#### Exercise goal:
Search the listing for the string "Single" and copy every line that contains it.

#### Listed entries:
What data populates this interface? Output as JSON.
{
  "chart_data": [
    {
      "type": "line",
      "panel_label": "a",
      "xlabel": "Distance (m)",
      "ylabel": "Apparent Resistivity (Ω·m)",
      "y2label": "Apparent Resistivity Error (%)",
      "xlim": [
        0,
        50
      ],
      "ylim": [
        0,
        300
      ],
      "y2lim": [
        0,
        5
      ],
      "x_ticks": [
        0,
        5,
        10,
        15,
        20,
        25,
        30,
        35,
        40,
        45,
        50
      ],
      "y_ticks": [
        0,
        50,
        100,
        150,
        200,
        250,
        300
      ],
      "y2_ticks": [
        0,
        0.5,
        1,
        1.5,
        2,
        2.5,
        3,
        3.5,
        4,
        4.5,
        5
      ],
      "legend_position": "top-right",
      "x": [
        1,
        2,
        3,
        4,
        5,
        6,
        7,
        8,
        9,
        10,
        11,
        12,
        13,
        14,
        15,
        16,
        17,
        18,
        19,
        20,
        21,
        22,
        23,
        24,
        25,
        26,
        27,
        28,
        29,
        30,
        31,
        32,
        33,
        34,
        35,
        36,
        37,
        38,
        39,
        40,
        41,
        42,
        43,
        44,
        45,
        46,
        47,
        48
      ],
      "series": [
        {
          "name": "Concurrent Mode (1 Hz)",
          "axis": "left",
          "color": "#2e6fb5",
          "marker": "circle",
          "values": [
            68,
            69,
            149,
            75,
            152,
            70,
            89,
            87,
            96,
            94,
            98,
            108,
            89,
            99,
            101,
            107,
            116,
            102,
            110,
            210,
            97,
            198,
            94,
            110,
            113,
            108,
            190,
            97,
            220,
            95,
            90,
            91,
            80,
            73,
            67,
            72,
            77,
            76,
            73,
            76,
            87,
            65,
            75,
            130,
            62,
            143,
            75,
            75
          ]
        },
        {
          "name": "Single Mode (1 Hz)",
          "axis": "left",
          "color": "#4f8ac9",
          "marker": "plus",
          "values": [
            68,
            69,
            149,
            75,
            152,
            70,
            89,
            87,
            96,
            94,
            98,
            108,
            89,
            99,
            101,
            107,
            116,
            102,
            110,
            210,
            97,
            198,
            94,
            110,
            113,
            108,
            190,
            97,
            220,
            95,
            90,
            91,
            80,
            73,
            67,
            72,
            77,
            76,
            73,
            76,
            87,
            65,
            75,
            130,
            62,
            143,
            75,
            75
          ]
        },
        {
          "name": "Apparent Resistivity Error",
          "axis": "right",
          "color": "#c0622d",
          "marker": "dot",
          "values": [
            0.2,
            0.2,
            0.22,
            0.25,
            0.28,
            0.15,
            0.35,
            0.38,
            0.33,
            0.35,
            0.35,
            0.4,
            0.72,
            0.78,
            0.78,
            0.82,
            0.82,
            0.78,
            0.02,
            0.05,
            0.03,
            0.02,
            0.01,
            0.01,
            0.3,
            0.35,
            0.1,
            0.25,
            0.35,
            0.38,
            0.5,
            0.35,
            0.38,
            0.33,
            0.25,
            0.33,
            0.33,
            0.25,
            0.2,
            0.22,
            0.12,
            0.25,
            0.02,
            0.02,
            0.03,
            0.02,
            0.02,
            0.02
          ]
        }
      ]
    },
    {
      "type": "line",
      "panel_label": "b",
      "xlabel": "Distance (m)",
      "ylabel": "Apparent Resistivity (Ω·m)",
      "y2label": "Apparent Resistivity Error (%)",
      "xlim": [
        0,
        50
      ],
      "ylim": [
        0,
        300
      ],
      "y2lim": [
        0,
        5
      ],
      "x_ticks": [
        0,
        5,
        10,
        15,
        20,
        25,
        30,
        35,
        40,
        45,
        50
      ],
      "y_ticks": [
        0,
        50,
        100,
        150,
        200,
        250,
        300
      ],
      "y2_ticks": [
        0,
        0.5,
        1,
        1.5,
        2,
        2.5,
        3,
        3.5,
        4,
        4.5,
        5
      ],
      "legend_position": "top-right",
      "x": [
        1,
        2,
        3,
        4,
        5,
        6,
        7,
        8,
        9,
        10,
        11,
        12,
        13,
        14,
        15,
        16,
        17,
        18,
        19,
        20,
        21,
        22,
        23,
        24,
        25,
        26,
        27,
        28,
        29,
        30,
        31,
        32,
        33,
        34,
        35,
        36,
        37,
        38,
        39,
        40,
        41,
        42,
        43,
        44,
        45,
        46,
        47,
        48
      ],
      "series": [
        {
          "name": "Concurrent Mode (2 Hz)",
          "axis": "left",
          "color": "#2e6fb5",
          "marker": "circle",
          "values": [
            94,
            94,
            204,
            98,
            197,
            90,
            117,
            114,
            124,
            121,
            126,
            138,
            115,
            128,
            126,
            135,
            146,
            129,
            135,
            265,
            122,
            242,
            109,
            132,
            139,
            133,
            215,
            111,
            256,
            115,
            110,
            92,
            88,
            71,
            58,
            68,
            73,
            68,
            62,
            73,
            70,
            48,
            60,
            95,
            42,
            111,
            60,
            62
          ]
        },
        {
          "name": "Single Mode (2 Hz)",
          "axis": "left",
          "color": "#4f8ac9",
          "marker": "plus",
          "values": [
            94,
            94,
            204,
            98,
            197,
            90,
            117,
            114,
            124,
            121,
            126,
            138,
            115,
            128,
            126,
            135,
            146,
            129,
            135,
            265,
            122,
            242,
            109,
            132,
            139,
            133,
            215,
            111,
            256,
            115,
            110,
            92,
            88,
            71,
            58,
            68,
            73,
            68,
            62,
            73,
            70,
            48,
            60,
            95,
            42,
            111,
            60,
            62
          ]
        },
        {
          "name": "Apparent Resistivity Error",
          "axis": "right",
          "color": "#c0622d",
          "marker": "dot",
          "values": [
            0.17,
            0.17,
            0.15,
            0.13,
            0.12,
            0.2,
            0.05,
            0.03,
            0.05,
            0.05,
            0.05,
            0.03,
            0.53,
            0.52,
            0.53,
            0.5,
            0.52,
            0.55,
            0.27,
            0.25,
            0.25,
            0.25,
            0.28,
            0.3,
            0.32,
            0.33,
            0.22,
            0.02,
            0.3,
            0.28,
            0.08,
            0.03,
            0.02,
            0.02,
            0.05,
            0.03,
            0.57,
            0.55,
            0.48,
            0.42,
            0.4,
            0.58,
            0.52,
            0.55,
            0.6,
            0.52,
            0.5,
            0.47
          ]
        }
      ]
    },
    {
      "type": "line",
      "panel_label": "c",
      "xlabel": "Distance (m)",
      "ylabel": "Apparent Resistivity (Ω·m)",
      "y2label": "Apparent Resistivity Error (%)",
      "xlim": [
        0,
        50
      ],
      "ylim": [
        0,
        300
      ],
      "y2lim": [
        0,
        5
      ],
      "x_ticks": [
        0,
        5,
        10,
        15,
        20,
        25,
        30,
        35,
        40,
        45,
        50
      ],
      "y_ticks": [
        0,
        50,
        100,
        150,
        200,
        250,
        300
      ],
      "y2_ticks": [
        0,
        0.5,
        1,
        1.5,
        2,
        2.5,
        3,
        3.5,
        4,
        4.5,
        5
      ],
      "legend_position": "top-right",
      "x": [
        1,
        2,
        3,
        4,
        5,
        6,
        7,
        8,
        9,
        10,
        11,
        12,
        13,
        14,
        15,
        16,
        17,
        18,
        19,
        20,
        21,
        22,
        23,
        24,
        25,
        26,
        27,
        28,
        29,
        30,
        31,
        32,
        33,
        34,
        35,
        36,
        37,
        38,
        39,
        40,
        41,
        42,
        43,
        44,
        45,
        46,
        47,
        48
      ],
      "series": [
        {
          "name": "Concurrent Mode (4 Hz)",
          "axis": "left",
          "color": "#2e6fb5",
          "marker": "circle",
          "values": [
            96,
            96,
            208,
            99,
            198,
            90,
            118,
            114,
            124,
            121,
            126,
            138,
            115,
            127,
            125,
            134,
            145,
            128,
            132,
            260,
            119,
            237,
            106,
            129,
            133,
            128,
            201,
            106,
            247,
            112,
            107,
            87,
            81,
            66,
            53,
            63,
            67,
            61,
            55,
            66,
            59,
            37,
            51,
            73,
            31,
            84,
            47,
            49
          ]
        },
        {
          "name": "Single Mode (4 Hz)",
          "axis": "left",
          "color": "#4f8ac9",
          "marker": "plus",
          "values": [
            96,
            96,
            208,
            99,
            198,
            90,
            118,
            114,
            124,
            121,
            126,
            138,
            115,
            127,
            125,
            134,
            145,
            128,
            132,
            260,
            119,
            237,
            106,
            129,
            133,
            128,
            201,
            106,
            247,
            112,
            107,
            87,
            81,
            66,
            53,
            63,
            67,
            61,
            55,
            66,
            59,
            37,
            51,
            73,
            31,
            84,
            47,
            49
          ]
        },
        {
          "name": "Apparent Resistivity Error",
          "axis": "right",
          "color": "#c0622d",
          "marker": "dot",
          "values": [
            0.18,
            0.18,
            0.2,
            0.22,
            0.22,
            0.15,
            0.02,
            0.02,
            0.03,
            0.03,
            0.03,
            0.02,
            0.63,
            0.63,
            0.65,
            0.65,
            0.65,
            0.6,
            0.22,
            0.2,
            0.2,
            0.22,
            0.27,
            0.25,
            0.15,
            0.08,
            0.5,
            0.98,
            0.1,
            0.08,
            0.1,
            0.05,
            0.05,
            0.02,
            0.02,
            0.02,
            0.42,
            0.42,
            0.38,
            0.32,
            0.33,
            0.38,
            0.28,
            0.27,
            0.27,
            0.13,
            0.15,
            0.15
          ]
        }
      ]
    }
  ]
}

#### Complete response:
          "name": "Single Mode (1 Hz)",
          "name": "Single Mode (2 Hz)",
          "name": "Single Mode (4 Hz)",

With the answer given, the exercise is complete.